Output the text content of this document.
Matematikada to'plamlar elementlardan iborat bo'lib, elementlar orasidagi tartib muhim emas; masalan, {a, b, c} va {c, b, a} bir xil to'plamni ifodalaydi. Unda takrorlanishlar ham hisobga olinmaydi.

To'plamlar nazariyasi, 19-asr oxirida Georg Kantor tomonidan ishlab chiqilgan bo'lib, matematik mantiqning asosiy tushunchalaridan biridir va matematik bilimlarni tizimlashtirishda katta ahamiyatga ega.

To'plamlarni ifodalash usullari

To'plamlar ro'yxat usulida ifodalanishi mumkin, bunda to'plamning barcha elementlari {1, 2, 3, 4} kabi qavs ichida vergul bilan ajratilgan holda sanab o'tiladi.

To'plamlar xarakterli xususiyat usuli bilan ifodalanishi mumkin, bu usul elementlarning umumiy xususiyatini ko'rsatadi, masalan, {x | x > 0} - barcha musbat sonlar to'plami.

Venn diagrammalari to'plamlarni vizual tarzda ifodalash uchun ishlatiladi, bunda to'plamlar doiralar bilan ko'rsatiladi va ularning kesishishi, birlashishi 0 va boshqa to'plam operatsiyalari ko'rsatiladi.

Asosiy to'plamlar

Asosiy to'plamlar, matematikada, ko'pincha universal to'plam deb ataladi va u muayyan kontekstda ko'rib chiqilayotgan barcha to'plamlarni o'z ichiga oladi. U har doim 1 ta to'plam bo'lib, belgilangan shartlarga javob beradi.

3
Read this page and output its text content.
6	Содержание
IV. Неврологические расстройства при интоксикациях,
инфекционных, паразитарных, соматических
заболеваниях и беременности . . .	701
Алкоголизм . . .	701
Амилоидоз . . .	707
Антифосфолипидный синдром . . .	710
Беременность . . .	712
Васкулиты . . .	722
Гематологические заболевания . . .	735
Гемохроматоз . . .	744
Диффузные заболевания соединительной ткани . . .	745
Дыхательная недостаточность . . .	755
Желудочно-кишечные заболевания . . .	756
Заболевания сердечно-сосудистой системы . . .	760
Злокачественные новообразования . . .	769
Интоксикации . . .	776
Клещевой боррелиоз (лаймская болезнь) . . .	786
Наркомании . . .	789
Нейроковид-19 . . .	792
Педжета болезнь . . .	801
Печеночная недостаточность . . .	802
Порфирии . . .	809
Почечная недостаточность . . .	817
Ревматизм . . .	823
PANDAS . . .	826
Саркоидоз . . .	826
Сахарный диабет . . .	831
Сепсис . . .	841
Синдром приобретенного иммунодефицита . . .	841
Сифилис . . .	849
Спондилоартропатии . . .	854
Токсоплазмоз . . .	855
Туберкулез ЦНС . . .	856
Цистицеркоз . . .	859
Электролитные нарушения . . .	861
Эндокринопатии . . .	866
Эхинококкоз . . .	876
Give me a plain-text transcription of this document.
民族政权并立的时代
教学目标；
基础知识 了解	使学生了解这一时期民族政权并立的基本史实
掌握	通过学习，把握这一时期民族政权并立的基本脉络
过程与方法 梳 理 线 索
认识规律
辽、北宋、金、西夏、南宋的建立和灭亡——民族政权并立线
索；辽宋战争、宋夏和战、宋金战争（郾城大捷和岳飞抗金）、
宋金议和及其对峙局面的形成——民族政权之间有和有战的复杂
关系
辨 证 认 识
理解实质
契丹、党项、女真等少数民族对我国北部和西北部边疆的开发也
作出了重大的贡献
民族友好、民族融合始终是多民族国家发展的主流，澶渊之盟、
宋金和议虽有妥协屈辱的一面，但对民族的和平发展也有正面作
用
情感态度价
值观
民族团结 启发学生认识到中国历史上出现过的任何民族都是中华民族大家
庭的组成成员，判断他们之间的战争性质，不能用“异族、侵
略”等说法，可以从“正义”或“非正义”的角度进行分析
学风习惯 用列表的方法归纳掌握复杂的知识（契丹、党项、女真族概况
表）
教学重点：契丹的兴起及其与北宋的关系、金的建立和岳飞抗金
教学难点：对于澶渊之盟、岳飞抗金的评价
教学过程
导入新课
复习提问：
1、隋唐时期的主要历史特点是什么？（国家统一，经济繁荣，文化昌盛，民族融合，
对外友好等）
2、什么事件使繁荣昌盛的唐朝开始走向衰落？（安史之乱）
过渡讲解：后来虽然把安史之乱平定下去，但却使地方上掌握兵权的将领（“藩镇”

**SHORT PROBLEM**
Reproduce the records above exactly as they appear.

**THE SOLUTION**
Output the text content of this document.
Matematikada to'plamlar elementlardan iborat bo'lib, elementlar orasidagi tartib muhim emas; masalan, {a, b, c} va {c, b, a} bir xil to'plamni ifodalaydi. Unda takrorlanishlar ham hisobga olinmaydi.

To'plamlar nazariyasi, 19-asr oxirida Georg Kantor tomonidan ishlab chiqilgan bo'lib, matematik mantiqning asosiy tushunchalaridan biridir va matematik bilimlarni tizimlashtirishda katta ahamiyatga ega.

To'plamlarni ifodalash usullari

To'plamlar ro'yxat usulida ifodalanishi mumkin, bunda to'plamning barcha elementlari {1, 2, 3, 4} kabi qavs ichida vergul bilan ajratilgan holda sanab o'tiladi.

To'plamlar xarakterli xususiyat usuli bilan ifodalanishi mumkin, bu usul elementlarning umumiy xususiyatini ko'rsatadi, masalan, {x | x > 0} - barcha musbat sonlar to'plami.

Venn diagrammalari to'plamlarni vizual tarzda ifodalash uchun ishlatiladi, bunda to'plamlar doiralar bilan ko'rsatiladi va ularning kesishishi, birlashishi 0 va boshqa to'plam operatsiyalari ko'rsatiladi.

Asosiy to'plamlar

Asosiy to'plamlar, matematikada, ko'pincha universal to'plam deb ataladi va u muayyan kontekstda ko'rib chiqilayotgan barcha to'plamlarni o'z ichiga oladi. U har doim 1 ta to'plam bo'lib, belgilangan shartlarga javob beradi.

3
Read this page and output its text content.
6	Содержание
IV. Неврологические расстройства при интоксикациях,
инфекционных, паразитарных, соматических
заболеваниях и беременности . . .	701
Алкоголизм . . .	701
Амилоидоз . . .	707
Антифосфолипидный синдром . . .	710
Беременность . . .	712
Васкулиты . . .	722
Гематологические заболевания . . .	735
Гемохроматоз . . .	744
Диффузные заболевания соединительной ткани . . .	745
Дыхательная недостаточность . . .	755
Желудочно-кишечные заболевания . . .	756
Заболевания сердечно-сосудистой системы . . .	760
Злокачественные новообразования . . .	769
Интоксикации . . .	776
Клещевой боррелиоз (лаймская болезнь) . . .	786
Наркомании . . .	789
Нейроковид-19 . . .	792
Педжета болезнь . . .	801
Печеночная недостаточность . . .	802
Порфирии . . .	809
Почечная недостаточность . . .	817
Ревматизм . . .	823
PANDAS . . .	826
Саркоидоз . . .	826
Сахарный диабет . . .	831
Сепсис . . .	841
Синдром приобретенного иммунодефицита . . .	841
Сифилис . . .	849
Спондилоартропатии . . .	854
Токсоплазмоз . . .	855
Туберкулез ЦНС . . .	856
Цистицеркоз . . .	859
Электролитные нарушения . . .	861
Эндокринопатии . . .	866
Эхинококкоз . . .	876
Give me a plain-text transcription of this document.
民族政权并立的时代
教学目标；
基础知识 了解	使学生了解这一时期民族政权并立的基本史实
掌握	通过学习，把握这一时期民族政权并立的基本脉络
过程与方法 梳 理 线 索
认识规律
辽、北宋、金、西夏、南宋的建立和灭亡——民族政权并立线
索；辽宋战争、宋夏和战、宋金战争（郾城大捷和岳飞抗金）、
宋金议和及其对峙局面的形成——民族政权之间有和有战的复杂
关系
辨 证 认 识
理解实质
契丹、党项、女真等少数民族对我国北部和西北部边疆的开发也
作出了重大的贡献
民族友好、民族融合始终是多民族国家发展的主流，澶渊之盟、
宋金和议虽有妥协屈辱的一面，但对民族的和平发展也有正面作
用
情感态度价
值观
民族团结 启发学生认识到中国历史上出现过的任何民族都是中华民族大家
庭的组成成员，判断他们之间的战争性质，不能用“异族、侵
略”等说法，可以从“正义”或“非正义”的角度进行分析
学风习惯 用列表的方法归纳掌握复杂的知识（契丹、党项、女真族概况
表）
教学重点：契丹的兴起及其与北宋的关系、金的建立和岳飞抗金
教学难点：对于澶渊之盟、岳飞抗金的评价
教学过程
导入新课
复习提问：
1、隋唐时期的主要历史特点是什么？（国家统一，经济繁荣，文化昌盛，民族融合，
对外友好等）
2、什么事件使繁荣昌盛的唐朝开始走向衰落？（安史之乱）
过渡讲解：后来虽然把安史之乱平定下去，但却使地方上掌握兵权的将领（“藩镇”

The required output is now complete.